(Dataset rows about figures)
_ _ _ _ _

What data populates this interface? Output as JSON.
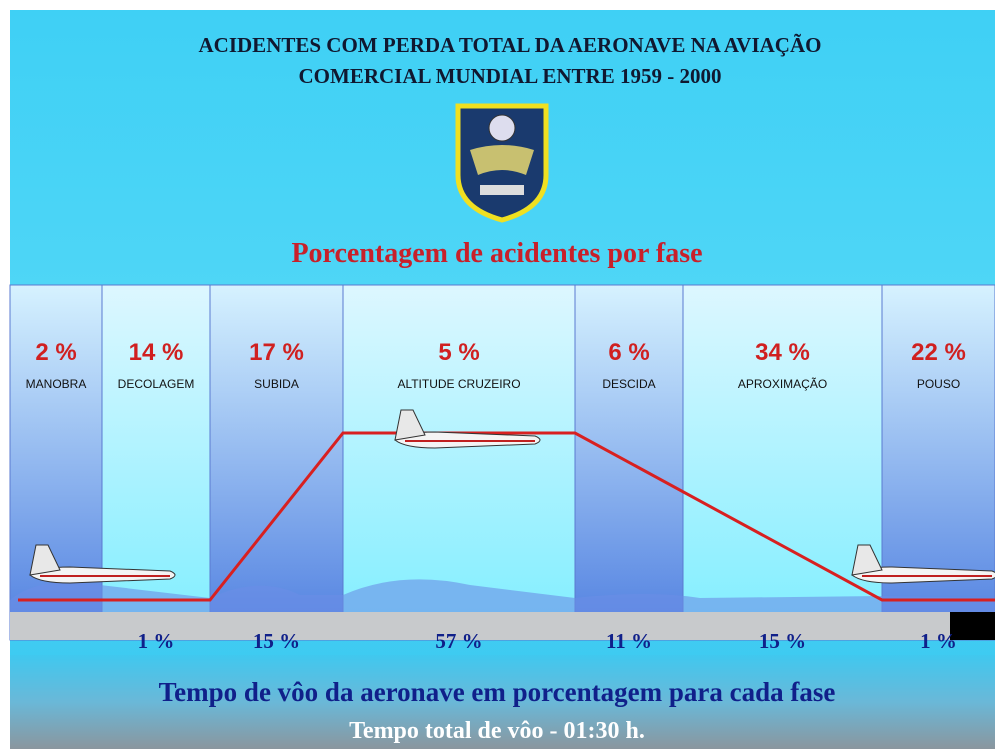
{
  "header": {
    "title_lines": [
      "ACIDENTES COM PERDA TOTAL DA AERONAVE NA AVIAÇÃO",
      "COMERCIAL MUNDIAL ENTRE 1959 - 2000"
    ],
    "subtitle": "Porcentagem de acidentes por fase"
  },
  "phases": [
    {
      "accidents": "2 %",
      "name": "MANOBRA"
    },
    {
      "accidents": "14 %",
      "name": "DECOLAGEM",
      "time": "1 %"
    },
    {
      "accidents": "17 %",
      "name": "SUBIDA",
      "time": "15 %"
    },
    {
      "accidents": "5 %",
      "name": "ALTITUDE CRUZEIRO",
      "time": "57 %"
    },
    {
      "accidents": "6 %",
      "name": "DESCIDA",
      "time": "11 %"
    },
    {
      "accidents": "34 %",
      "name": "APROXIMAÇÃO",
      "time": "15 %"
    },
    {
      "accidents": "22 %",
      "name": "POUSO",
      "time": "1 %"
    }
  ],
  "footer": {
    "caption": "Tempo de vôo da aeronave em porcentagem para cada fase",
    "total": "Tempo total de vôo -  01:30 h."
  }
}
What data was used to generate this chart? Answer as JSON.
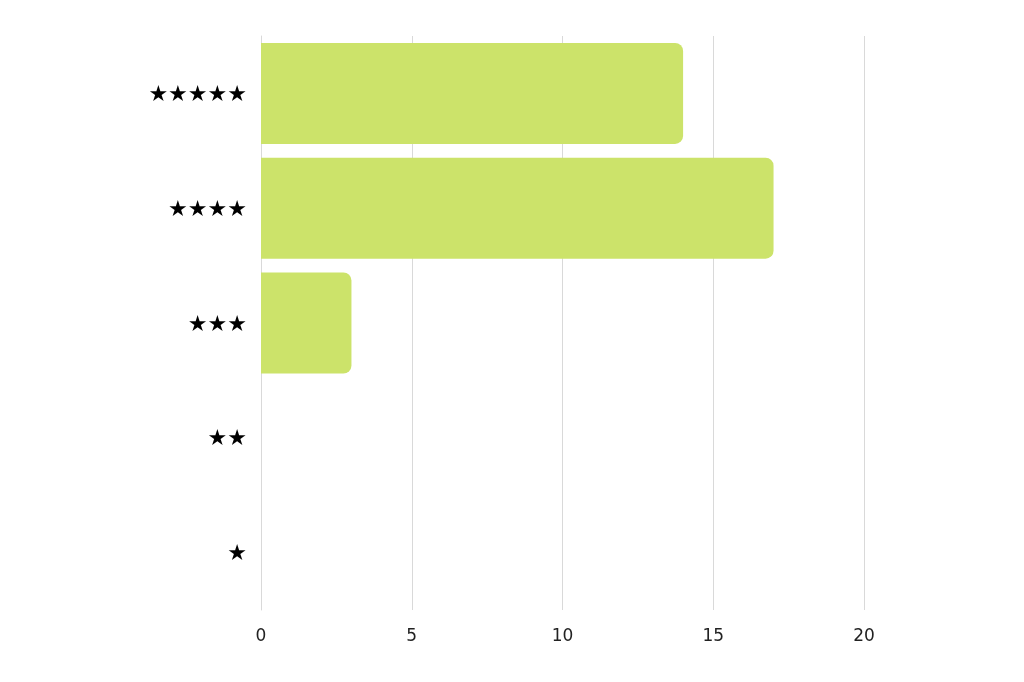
{
  "chart_data": {
    "type": "bar",
    "orientation": "horizontal",
    "categories": [
      "★★★★★",
      "★★★★",
      "★★★",
      "★★",
      "★"
    ],
    "values": [
      14,
      17,
      3,
      0,
      0
    ],
    "color": "#cce36a",
    "xlim": [
      0,
      20
    ],
    "xticks": [
      0,
      5,
      10,
      15,
      20
    ],
    "grid": "x"
  }
}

_ _ _ _ _

**PROBLEM REQUIREMENTS**
Extract all the data above exactly, excluding every picture.

**SOLUTION TO THIS TASK**
What data populates this interface? Output as JSON.
{
  "header": {
    "title_lines": [
      "ACIDENTES COM PERDA TOTAL DA AERONAVE NA AVIAÇÃO",
      "COMERCIAL MUNDIAL ENTRE 1959 - 2000"
    ],
    "subtitle": "Porcentagem de acidentes por fase"
  },
  "phases": [
    {
      "accidents": "2 %",
      "name": "MANOBRA"
    },
    {
      "accidents": "14 %",
      "name": "DECOLAGEM",
      "time": "1 %"
    },
    {
      "accidents": "17 %",
      "name": "SUBIDA",
      "time": "15 %"
    },
    {
      "accidents": "5 %",
      "name": "ALTITUDE CRUZEIRO",
      "time": "57 %"
    },
    {
      "accidents": "6 %",
      "name": "DESCIDA",
      "time": "11 %"
    },
    {
      "accidents": "34 %",
      "name": "APROXIMAÇÃO",
      "time": "15 %"
    },
    {
      "accidents": "22 %",
      "name": "POUSO",
      "time": "1 %"
    }
  ],
  "footer": {
    "caption": "Tempo de vôo da aeronave em porcentagem para cada fase",
    "total": "Tempo total de vôo -  01:30 h."
  }
}
What data was used to generate this chart? Answer as JSON.
{
  "chart_data": {
    "type": "bar",
    "orientation": "horizontal",
    "categories": [
      "★★★★★",
      "★★★★",
      "★★★",
      "★★",
      "★"
    ],
    "values": [
      14,
      17,
      3,
      0,
      0
    ],
    "color": "#cce36a",
    "xlim": [
      0,
      20
    ],
    "xticks": [
      0,
      5,
      10,
      15,
      20
    ],
    "grid": "x"
  }
}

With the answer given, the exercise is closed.